* _EXERCISE DESCRIPTION_: Please print all of the material below, word for word.

* _PROVIDED INFORMATION_:

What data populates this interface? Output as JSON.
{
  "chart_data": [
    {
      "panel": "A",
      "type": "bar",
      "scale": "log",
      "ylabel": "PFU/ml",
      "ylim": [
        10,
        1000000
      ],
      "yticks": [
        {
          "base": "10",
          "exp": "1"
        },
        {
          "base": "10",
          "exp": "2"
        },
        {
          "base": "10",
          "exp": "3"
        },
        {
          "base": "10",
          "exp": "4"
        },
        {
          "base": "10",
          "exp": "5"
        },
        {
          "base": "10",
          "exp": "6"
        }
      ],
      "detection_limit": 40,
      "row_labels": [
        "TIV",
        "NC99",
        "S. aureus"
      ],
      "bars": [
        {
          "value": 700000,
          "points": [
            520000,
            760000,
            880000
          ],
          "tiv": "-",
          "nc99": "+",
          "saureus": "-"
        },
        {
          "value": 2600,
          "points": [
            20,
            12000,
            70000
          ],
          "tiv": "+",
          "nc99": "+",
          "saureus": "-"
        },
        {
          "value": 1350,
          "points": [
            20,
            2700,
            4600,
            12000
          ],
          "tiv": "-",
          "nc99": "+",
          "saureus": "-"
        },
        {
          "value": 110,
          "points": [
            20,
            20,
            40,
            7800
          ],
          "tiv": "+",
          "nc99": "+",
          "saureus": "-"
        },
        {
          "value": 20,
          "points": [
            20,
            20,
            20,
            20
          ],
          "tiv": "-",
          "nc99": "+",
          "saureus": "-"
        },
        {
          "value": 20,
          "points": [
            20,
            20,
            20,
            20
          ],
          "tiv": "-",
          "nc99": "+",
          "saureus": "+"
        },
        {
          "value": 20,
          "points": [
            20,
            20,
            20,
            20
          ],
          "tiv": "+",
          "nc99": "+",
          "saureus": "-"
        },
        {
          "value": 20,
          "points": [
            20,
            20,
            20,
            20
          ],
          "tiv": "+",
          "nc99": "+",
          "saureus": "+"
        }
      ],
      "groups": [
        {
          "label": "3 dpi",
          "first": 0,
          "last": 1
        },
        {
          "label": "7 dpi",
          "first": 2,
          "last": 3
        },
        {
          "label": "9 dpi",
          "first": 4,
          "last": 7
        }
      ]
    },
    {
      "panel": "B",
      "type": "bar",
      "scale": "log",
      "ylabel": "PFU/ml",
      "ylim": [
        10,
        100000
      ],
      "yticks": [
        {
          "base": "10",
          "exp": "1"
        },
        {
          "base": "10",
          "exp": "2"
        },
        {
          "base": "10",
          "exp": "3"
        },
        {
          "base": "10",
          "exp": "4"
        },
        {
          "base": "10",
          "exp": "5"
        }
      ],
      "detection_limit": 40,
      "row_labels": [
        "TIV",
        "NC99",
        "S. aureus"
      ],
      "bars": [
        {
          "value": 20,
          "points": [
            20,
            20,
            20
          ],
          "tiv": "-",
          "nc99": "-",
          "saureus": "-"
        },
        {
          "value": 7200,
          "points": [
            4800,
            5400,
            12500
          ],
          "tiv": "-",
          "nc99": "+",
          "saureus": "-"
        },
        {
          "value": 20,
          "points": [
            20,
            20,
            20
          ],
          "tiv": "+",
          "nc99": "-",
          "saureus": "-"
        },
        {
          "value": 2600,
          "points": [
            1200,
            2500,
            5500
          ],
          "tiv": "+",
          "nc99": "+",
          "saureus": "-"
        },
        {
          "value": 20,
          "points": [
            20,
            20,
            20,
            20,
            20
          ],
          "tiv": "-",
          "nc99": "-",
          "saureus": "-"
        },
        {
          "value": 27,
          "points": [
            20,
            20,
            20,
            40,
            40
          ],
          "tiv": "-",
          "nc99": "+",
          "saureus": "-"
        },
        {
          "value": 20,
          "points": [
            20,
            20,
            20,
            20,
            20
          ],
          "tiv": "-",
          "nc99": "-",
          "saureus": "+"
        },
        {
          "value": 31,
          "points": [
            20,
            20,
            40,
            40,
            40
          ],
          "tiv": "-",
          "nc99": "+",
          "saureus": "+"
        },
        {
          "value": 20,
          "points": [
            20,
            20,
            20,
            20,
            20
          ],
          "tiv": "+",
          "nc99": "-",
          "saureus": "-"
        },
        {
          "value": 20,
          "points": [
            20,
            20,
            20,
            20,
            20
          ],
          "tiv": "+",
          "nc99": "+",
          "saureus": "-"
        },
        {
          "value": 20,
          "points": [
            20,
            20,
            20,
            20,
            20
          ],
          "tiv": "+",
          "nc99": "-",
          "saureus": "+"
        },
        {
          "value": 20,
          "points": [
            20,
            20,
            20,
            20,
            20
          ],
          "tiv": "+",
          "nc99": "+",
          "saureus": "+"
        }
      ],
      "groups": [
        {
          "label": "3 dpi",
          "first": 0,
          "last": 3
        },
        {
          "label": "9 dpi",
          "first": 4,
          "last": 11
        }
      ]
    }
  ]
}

* _SOLUTION FOR THIS TASK_:
What data populates this interface? Output as JSON.
{
  "chart_data": [
    {
      "panel": "A",
      "type": "bar",
      "scale": "log",
      "ylabel": "PFU/ml",
      "ylim": [
        10,
        1000000
      ],
      "yticks": [
        {
          "base": "10",
          "exp": "1"
        },
        {
          "base": "10",
          "exp": "2"
        },
        {
          "base": "10",
          "exp": "3"
        },
        {
          "base": "10",
          "exp": "4"
        },
        {
          "base": "10",
          "exp": "5"
        },
        {
          "base": "10",
          "exp": "6"
        }
      ],
      "detection_limit": 40,
      "row_labels": [
        "TIV",
        "NC99",
        "S. aureus"
      ],
      "bars": [
        {
          "value": 700000,
          "points": [
            520000,
            760000,
            880000
          ],
          "tiv": "-",
          "nc99": "+",
          "saureus": "-"
        },
        {
          "value": 2600,
          "points": [
            20,
            12000,
            70000
          ],
          "tiv": "+",
          "nc99": "+",
          "saureus": "-"
        },
        {
          "value": 1350,
          "points": [
            20,
            2700,
            4600,
            12000
          ],
          "tiv": "-",
          "nc99": "+",
          "saureus": "-"
        },
        {
          "value": 110,
          "points": [
            20,
            20,
            40,
            7800
          ],
          "tiv": "+",
          "nc99": "+",
          "saureus": "-"
        },
        {
          "value": 20,
          "points": [
            20,
            20,
            20,
            20
          ],
          "tiv": "-",
          "nc99": "+",
          "saureus": "-"
        },
        {
          "value": 20,
          "points": [
            20,
            20,
            20,
            20
          ],
          "tiv": "-",
          "nc99": "+",
          "saureus": "+"
        },
        {
          "value": 20,
          "points": [
            20,
            20,
            20,
            20
          ],
          "tiv": "+",
          "nc99": "+",
          "saureus": "-"
        },
        {
          "value": 20,
          "points": [
            20,
            20,
            20,
            20
          ],
          "tiv": "+",
          "nc99": "+",
          "saureus": "+"
        }
      ],
      "groups": [
        {
          "label": "3 dpi",
          "first": 0,
          "last": 1
        },
        {
          "label": "7 dpi",
          "first": 2,
          "last": 3
        },
        {
          "label": "9 dpi",
          "first": 4,
          "last": 7
        }
      ]
    },
    {
      "panel": "B",
      "type": "bar",
      "scale": "log",
      "ylabel": "PFU/ml",
      "ylim": [
        10,
        100000
      ],
      "yticks": [
        {
          "base": "10",
          "exp": "1"
        },
        {
          "base": "10",
          "exp": "2"
        },
        {
          "base": "10",
          "exp": "3"
        },
        {
          "base": "10",
          "exp": "4"
        },
        {
          "base": "10",
          "exp": "5"
        }
      ],
      "detection_limit": 40,
      "row_labels": [
        "TIV",
        "NC99",
        "S. aureus"
      ],
      "bars": [
        {
          "value": 20,
          "points": [
            20,
            20,
            20
          ],
          "tiv": "-",
          "nc99": "-",
          "saureus": "-"
        },
        {
          "value": 7200,
          "points": [
            4800,
            5400,
            12500
          ],
          "tiv": "-",
          "nc99": "+",
          "saureus": "-"
        },
        {
          "value": 20,
          "points": [
            20,
            20,
            20
          ],
          "tiv": "+",
          "nc99": "-",
          "saureus": "-"
        },
        {
          "value": 2600,
          "points": [
            1200,
            2500,
            5500
          ],
          "tiv": "+",
          "nc99": "+",
          "saureus": "-"
        },
        {
          "value": 20,
          "points": [
            20,
            20,
            20,
            20,
            20
          ],
          "tiv": "-",
          "nc99": "-",
          "saureus": "-"
        },
        {
          "value": 27,
          "points": [
            20,
            20,
            20,
            40,
            40
          ],
          "tiv": "-",
          "nc99": "+",
          "saureus": "-"
        },
        {
          "value": 20,
          "points": [
            20,
            20,
            20,
            20,
            20
          ],
          "tiv": "-",
          "nc99": "-",
          "saureus": "+"
        },
        {
          "value": 31,
          "points": [
            20,
            20,
            40,
            40,
            40
          ],
          "tiv": "-",
          "nc99": "+",
          "saureus": "+"
        },
        {
          "value": 20,
          "points": [
            20,
            20,
            20,
            20,
            20
          ],
          "tiv": "+",
          "nc99": "-",
          "saureus": "-"
        },
        {
          "value": 20,
          "points": [
            20,
            20,
            20,
            20,
            20
          ],
          "tiv": "+",
          "nc99": "+",
          "saureus": "-"
        },
        {
          "value": 20,
          "points": [
            20,
            20,
            20,
            20,
            20
          ],
          "tiv": "+",
          "nc99": "-",
          "saureus": "+"
        },
        {
          "value": 20,
          "points": [
            20,
            20,
            20,
            20,
            20
          ],
          "tiv": "+",
          "nc99": "+",
          "saureus": "+"
        }
      ],
      "groups": [
        {
          "label": "3 dpi",
          "first": 0,
          "last": 3
        },
        {
          "label": "9 dpi",
          "first": 4,
          "last": 11
        }
      ]
    }
  ]
}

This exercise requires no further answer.